**YOUR OBJECTIVE:** Return nothing but the lines from the line with "Convert this chart" through the last line of the entries that follow, copied exactly and free of pictures.

⟨

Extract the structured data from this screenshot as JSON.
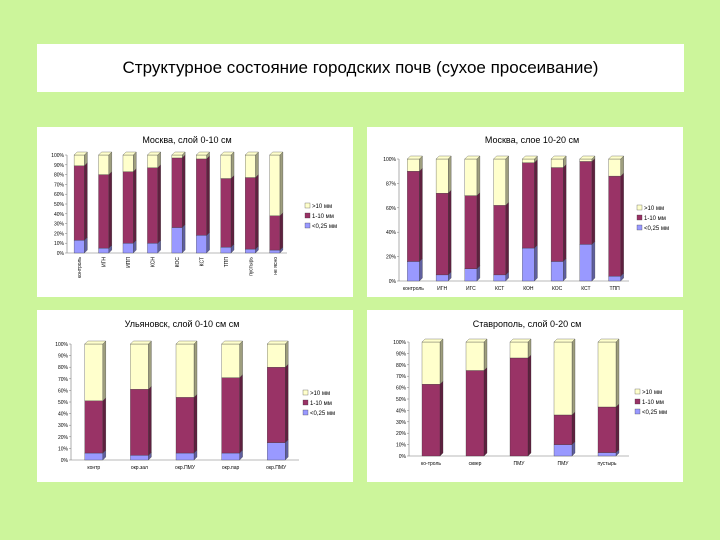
{
  "page": {
    "title": "Структурное состояние городских почв (сухое просеивание)",
    "colors": {
      "background": "#ccf59b",
      "small": "#9999ff",
      "medium": "#993366",
      "large": "#ffffcc"
    }
  },
  "chart_data": [
    {
      "type": "bar",
      "stacked": true,
      "title": "Москва, слой 0-10 см",
      "yticks": [
        "100%",
        "90%",
        "80%",
        "70%",
        "60%",
        "50%",
        "40%",
        "30%",
        "20%",
        "10%",
        "0%"
      ],
      "ylim": [
        0,
        100
      ],
      "categories": [
        "контроль",
        "ИГН",
        "ИПП",
        "КСН",
        "КОС",
        "КСТ",
        "ТПП",
        "пустырь",
        "не ясно"
      ],
      "category_rotation": "vertical",
      "legend_position": "right",
      "series": [
        {
          "name": "<0,25 мм",
          "color": "#9999ff",
          "values": [
            13,
            5,
            10,
            10,
            26,
            18,
            6,
            4,
            3
          ]
        },
        {
          "name": "1-10 мм",
          "color": "#993366",
          "values": [
            76,
            75,
            73,
            77,
            71,
            78,
            70,
            73,
            35
          ]
        },
        {
          "name": ">10 мм",
          "color": "#ffffcc",
          "values": [
            11,
            20,
            17,
            13,
            3,
            4,
            24,
            23,
            62
          ]
        }
      ]
    },
    {
      "type": "bar",
      "stacked": true,
      "title": "Москва, слое 10-20 см",
      "yticks": [
        "100%",
        "87%",
        "60%",
        "40%",
        "20%",
        "0%"
      ],
      "ylim": [
        0,
        100
      ],
      "categories": [
        "контроль",
        "ИГН",
        "ИГС",
        "КСТ",
        "КОН",
        "КОС",
        "КСТ",
        "ТПП"
      ],
      "category_rotation": "horizontal",
      "legend_position": "right",
      "series": [
        {
          "name": "<0,25 мм",
          "color": "#9999ff",
          "values": [
            16,
            5,
            10,
            5,
            27,
            16,
            30,
            4
          ]
        },
        {
          "name": "1-10 мм",
          "color": "#993366",
          "values": [
            74,
            67,
            60,
            57,
            70,
            77,
            68,
            82
          ]
        },
        {
          "name": ">10 мм",
          "color": "#ffffcc",
          "values": [
            10,
            28,
            30,
            38,
            3,
            7,
            2,
            14
          ]
        }
      ]
    },
    {
      "type": "bar",
      "stacked": true,
      "title": "Ульяновск, слой 0-10 см см",
      "yticks": [
        "100%",
        "90%",
        "80%",
        "70%",
        "60%",
        "50%",
        "40%",
        "30%",
        "20%",
        "10%",
        "0%"
      ],
      "ylim": [
        0,
        100
      ],
      "categories": [
        "контр",
        "окр.зал",
        "окр.ПМУ",
        "окр.пар",
        "окр.ПМУ"
      ],
      "category_rotation": "horizontal",
      "legend_position": "right",
      "series": [
        {
          "name": "<0,25 мм",
          "color": "#9999ff",
          "values": [
            6,
            4,
            6,
            6,
            15
          ]
        },
        {
          "name": "1-10 мм",
          "color": "#993366",
          "values": [
            45,
            57,
            48,
            65,
            65
          ]
        },
        {
          "name": ">10 мм",
          "color": "#ffffcc",
          "values": [
            49,
            39,
            46,
            29,
            20
          ]
        }
      ]
    },
    {
      "type": "bar",
      "stacked": true,
      "title": "Ставрополь, слой 0-20 см",
      "yticks": [
        "100%",
        "90%",
        "80%",
        "70%",
        "60%",
        "50%",
        "40%",
        "30%",
        "20%",
        "10%",
        "0%"
      ],
      "ylim": [
        0,
        100
      ],
      "categories": [
        "ко-троль",
        "сквер",
        "ПМУ",
        "ПМУ",
        "пустырь"
      ],
      "category_rotation": "horizontal",
      "legend_position": "right",
      "series": [
        {
          "name": "<0,25 мм",
          "color": "#9999ff",
          "values": [
            0,
            0,
            0,
            10,
            3
          ]
        },
        {
          "name": "1-10 мм",
          "color": "#993366",
          "values": [
            63,
            75,
            86,
            26,
            40
          ]
        },
        {
          "name": ">10 мм",
          "color": "#ffffcc",
          "values": [
            37,
            25,
            14,
            64,
            57
          ]
        }
      ]
    }
  ]
}
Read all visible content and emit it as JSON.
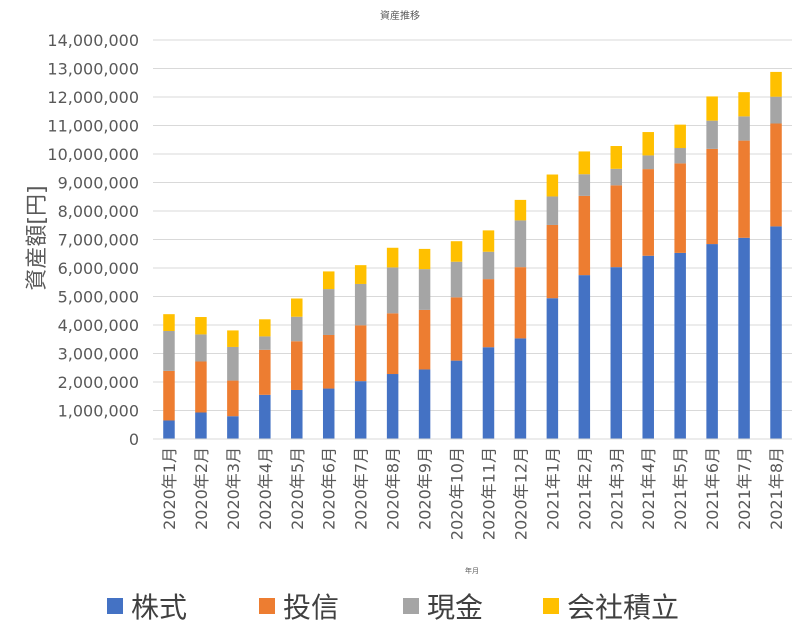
{
  "chart_data": {
    "type": "bar",
    "stacked": true,
    "title": "資産推移",
    "xlabel": "年月",
    "ylabel": "資産額[円]",
    "ylim": [
      0,
      14000000
    ],
    "yticks": [
      0,
      1000000,
      2000000,
      3000000,
      4000000,
      5000000,
      6000000,
      7000000,
      8000000,
      9000000,
      10000000,
      11000000,
      12000000,
      13000000,
      14000000
    ],
    "ytick_labels": [
      "0",
      "1,000,000",
      "2,000,000",
      "3,000,000",
      "4,000,000",
      "5,000,000",
      "6,000,000",
      "7,000,000",
      "8,000,000",
      "9,000,000",
      "10,000,000",
      "11,000,000",
      "12,000,000",
      "13,000,000",
      "14,000,000"
    ],
    "grid": true,
    "legend_position": "bottom",
    "categories": [
      "2020年1月",
      "2020年2月",
      "2020年3月",
      "2020年4月",
      "2020年5月",
      "2020年6月",
      "2020年7月",
      "2020年8月",
      "2020年9月",
      "2020年10月",
      "2020年11月",
      "2020年12月",
      "2021年1月",
      "2021年2月",
      "2021年3月",
      "2021年4月",
      "2021年5月",
      "2021年6月",
      "2021年7月",
      "2021年8月"
    ],
    "series": [
      {
        "name": "株式",
        "color": "#4472C4",
        "values": [
          650000,
          930000,
          800000,
          1550000,
          1720000,
          1770000,
          2030000,
          2280000,
          2440000,
          2750000,
          3220000,
          3530000,
          4940000,
          5750000,
          6030000,
          6430000,
          6530000,
          6840000,
          7060000,
          7460000
        ]
      },
      {
        "name": "投信",
        "color": "#ED7D31",
        "values": [
          1740000,
          1790000,
          1250000,
          1580000,
          1710000,
          1880000,
          1960000,
          2130000,
          2090000,
          2220000,
          2390000,
          2500000,
          2570000,
          2780000,
          2870000,
          3040000,
          3140000,
          3340000,
          3410000,
          3610000
        ]
      },
      {
        "name": "現金",
        "color": "#A5A5A5",
        "values": [
          1400000,
          950000,
          1180000,
          470000,
          860000,
          1610000,
          1450000,
          1610000,
          1430000,
          1250000,
          960000,
          1640000,
          1000000,
          760000,
          580000,
          480000,
          540000,
          990000,
          850000,
          940000
        ]
      },
      {
        "name": "会社積立",
        "color": "#FFC000",
        "values": [
          590000,
          610000,
          580000,
          600000,
          640000,
          620000,
          660000,
          690000,
          710000,
          720000,
          750000,
          720000,
          770000,
          800000,
          800000,
          820000,
          820000,
          850000,
          850000,
          870000
        ]
      }
    ]
  }
}
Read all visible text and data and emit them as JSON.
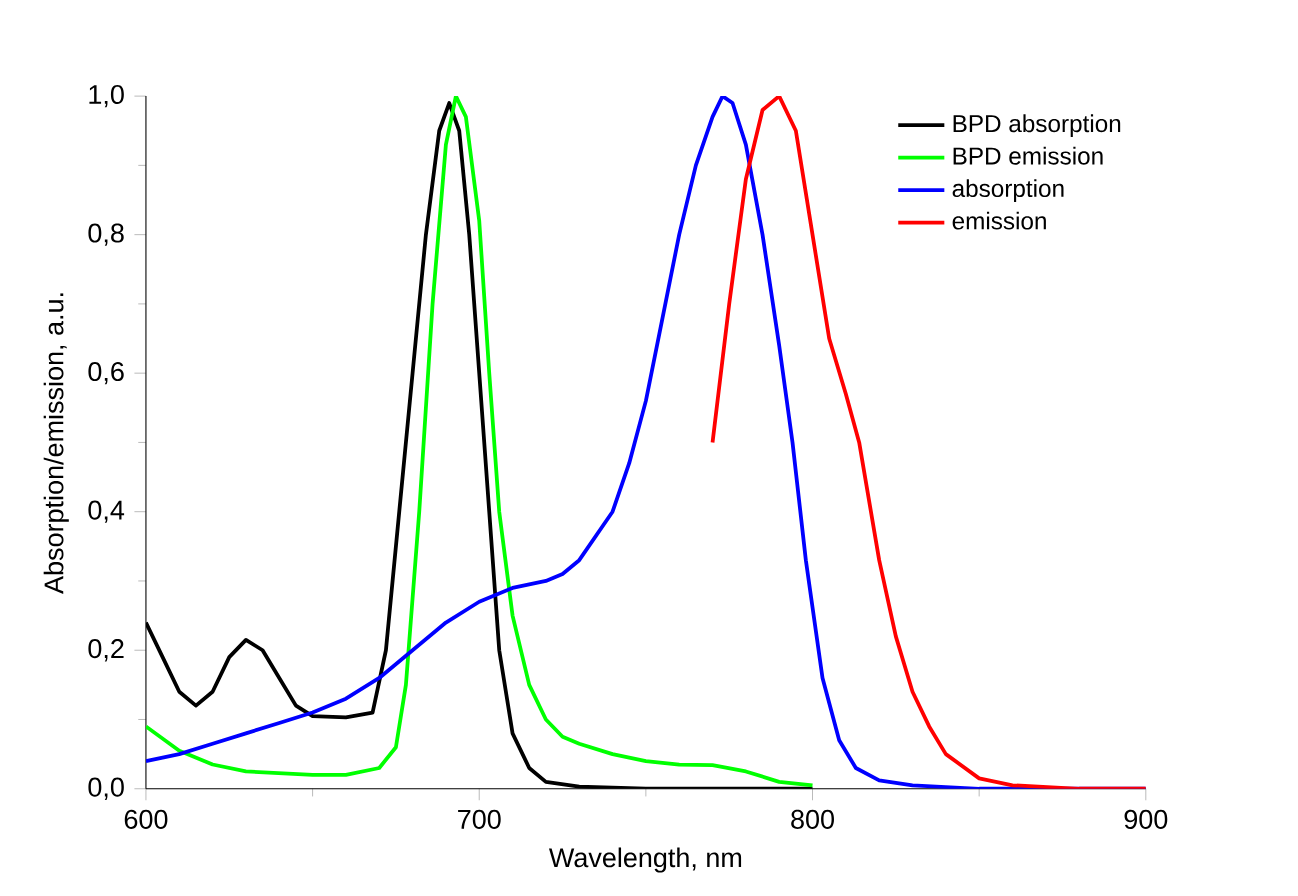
{
  "chart_data": {
    "type": "line",
    "xlabel": "Wavelength, nm",
    "ylabel": "Absorption/emission, a.u.",
    "xlim": [
      600,
      900
    ],
    "xticks": [
      600,
      700,
      800,
      900
    ],
    "ylim": [
      0,
      1
    ],
    "yticks": [
      {
        "value": 0,
        "label": "0,0"
      },
      {
        "value": 0.2,
        "label": "0,2"
      },
      {
        "value": 0.4,
        "label": "0,4"
      },
      {
        "value": 0.6,
        "label": "0,6"
      },
      {
        "value": 0.8,
        "label": "0,8"
      },
      {
        "value": 1,
        "label": "1,0"
      }
    ],
    "grid": false,
    "legend": "top right",
    "marker": "none",
    "line_style": "solid",
    "series": [
      {
        "name": "BPD absorption",
        "color": "#000000",
        "x": [
          600,
          605,
          610,
          615,
          620,
          625,
          630,
          635,
          640,
          645,
          650,
          660,
          668,
          672,
          676,
          680,
          684,
          688,
          691,
          694,
          697,
          700,
          703,
          706,
          710,
          715,
          720,
          730,
          750,
          800
        ],
        "values": [
          0.24,
          0.19,
          0.14,
          0.12,
          0.14,
          0.19,
          0.215,
          0.2,
          0.16,
          0.12,
          0.105,
          0.103,
          0.11,
          0.2,
          0.4,
          0.6,
          0.8,
          0.95,
          0.99,
          0.95,
          0.8,
          0.6,
          0.4,
          0.2,
          0.08,
          0.03,
          0.01,
          0.003,
          0,
          0
        ]
      },
      {
        "name": "BPD emission",
        "color": "#00ff00",
        "x": [
          600,
          610,
          620,
          630,
          650,
          660,
          670,
          675,
          678,
          682,
          686,
          690,
          693,
          696,
          700,
          703,
          706,
          710,
          715,
          720,
          725,
          730,
          740,
          750,
          760,
          770,
          780,
          790,
          800
        ],
        "values": [
          0.09,
          0.055,
          0.035,
          0.025,
          0.02,
          0.02,
          0.03,
          0.06,
          0.15,
          0.4,
          0.7,
          0.93,
          1.0,
          0.97,
          0.82,
          0.6,
          0.4,
          0.25,
          0.15,
          0.1,
          0.075,
          0.065,
          0.05,
          0.04,
          0.035,
          0.034,
          0.025,
          0.01,
          0.005
        ]
      },
      {
        "name": "absorption",
        "color": "#0000ff",
        "x": [
          600,
          610,
          620,
          630,
          640,
          650,
          660,
          670,
          680,
          690,
          700,
          710,
          720,
          725,
          730,
          740,
          745,
          750,
          755,
          760,
          765,
          770,
          773,
          776,
          780,
          785,
          790,
          794,
          798,
          803,
          808,
          813,
          820,
          830,
          850,
          900
        ],
        "values": [
          0.04,
          0.05,
          0.065,
          0.08,
          0.095,
          0.11,
          0.13,
          0.16,
          0.2,
          0.24,
          0.27,
          0.29,
          0.3,
          0.31,
          0.33,
          0.4,
          0.47,
          0.56,
          0.68,
          0.8,
          0.9,
          0.97,
          1.0,
          0.99,
          0.93,
          0.8,
          0.64,
          0.5,
          0.33,
          0.16,
          0.07,
          0.03,
          0.012,
          0.005,
          0,
          0
        ]
      },
      {
        "name": "emission",
        "color": "#ff0000",
        "x": [
          770,
          775,
          780,
          785,
          790,
          795,
          800,
          805,
          810,
          814,
          820,
          825,
          830,
          835,
          840,
          850,
          860,
          880,
          900
        ],
        "values": [
          0.5,
          0.7,
          0.88,
          0.98,
          1.0,
          0.95,
          0.8,
          0.65,
          0.57,
          0.5,
          0.33,
          0.22,
          0.14,
          0.09,
          0.05,
          0.015,
          0.005,
          0,
          0
        ]
      }
    ]
  }
}
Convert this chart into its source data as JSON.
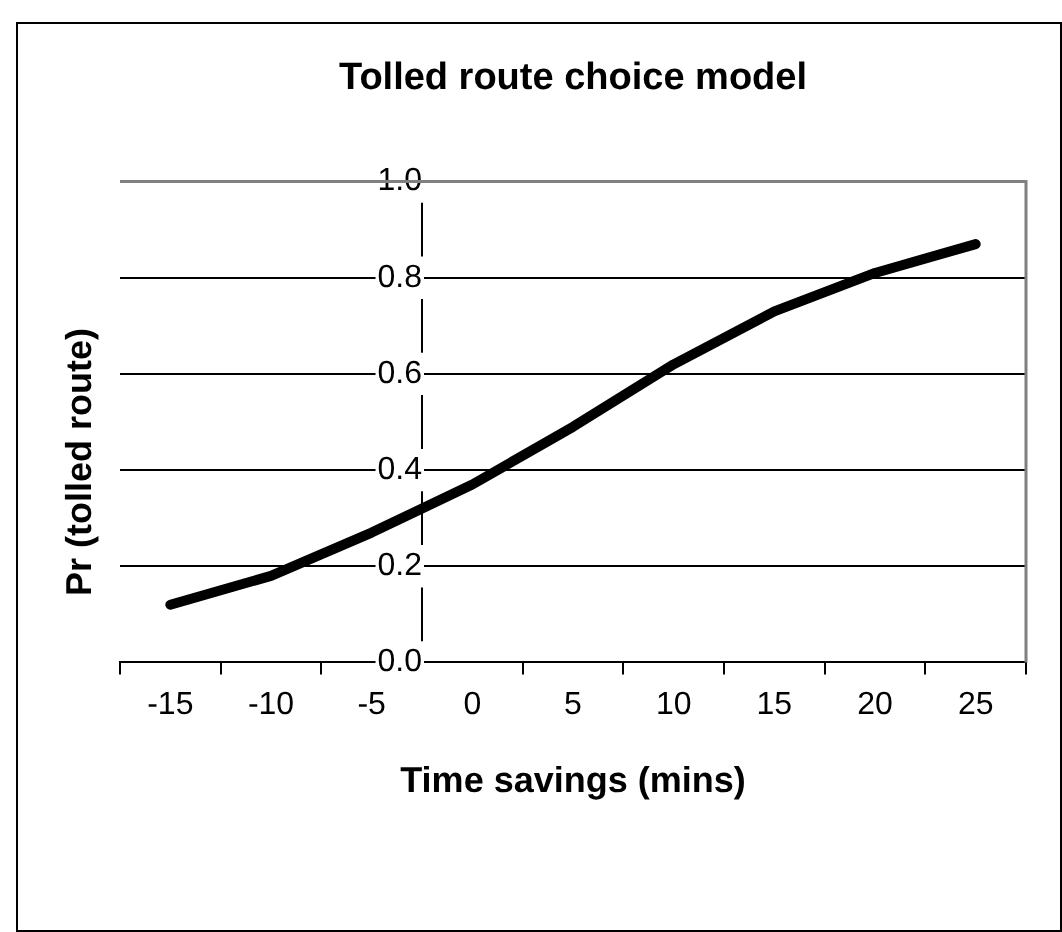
{
  "chart_data": {
    "type": "line",
    "title": "Tolled route choice model",
    "xlabel": "Time savings (mins)",
    "ylabel": "Pr (tolled route)",
    "categories": [
      "-15",
      "-10",
      "-5",
      "0",
      "5",
      "10",
      "15",
      "20",
      "25"
    ],
    "series": [
      {
        "color": "#000000",
        "values": [
          0.12,
          0.18,
          0.27,
          0.37,
          0.49,
          0.62,
          0.73,
          0.81,
          0.87
        ]
      }
    ],
    "ylim": [
      0,
      1
    ],
    "yticks": [
      {
        "value": 0,
        "label": "0.0"
      },
      {
        "value": 0.2,
        "label": "0.2"
      },
      {
        "value": 0.4,
        "label": "0.4"
      },
      {
        "value": 0.6,
        "label": "0.6"
      },
      {
        "value": 0.8,
        "label": "0.8"
      },
      {
        "value": 1,
        "label": "1.0"
      }
    ],
    "grid": "y",
    "legend": false,
    "marker": "none",
    "line_style": "solid"
  }
}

⟩

**THE OUTPUT:**
Convert this chart into its source data as JSON.
{
  "chart_data": {
    "type": "line",
    "title": "Tolled route choice model",
    "xlabel": "Time savings (mins)",
    "ylabel": "Pr (tolled route)",
    "categories": [
      "-15",
      "-10",
      "-5",
      "0",
      "5",
      "10",
      "15",
      "20",
      "25"
    ],
    "series": [
      {
        "color": "#000000",
        "values": [
          0.12,
          0.18,
          0.27,
          0.37,
          0.49,
          0.62,
          0.73,
          0.81,
          0.87
        ]
      }
    ],
    "ylim": [
      0,
      1
    ],
    "yticks": [
      {
        "value": 0,
        "label": "0.0"
      },
      {
        "value": 0.2,
        "label": "0.2"
      },
      {
        "value": 0.4,
        "label": "0.4"
      },
      {
        "value": 0.6,
        "label": "0.6"
      },
      {
        "value": 0.8,
        "label": "0.8"
      },
      {
        "value": 1,
        "label": "1.0"
      }
    ],
    "grid": "y",
    "legend": false,
    "marker": "none",
    "line_style": "solid"
  }
}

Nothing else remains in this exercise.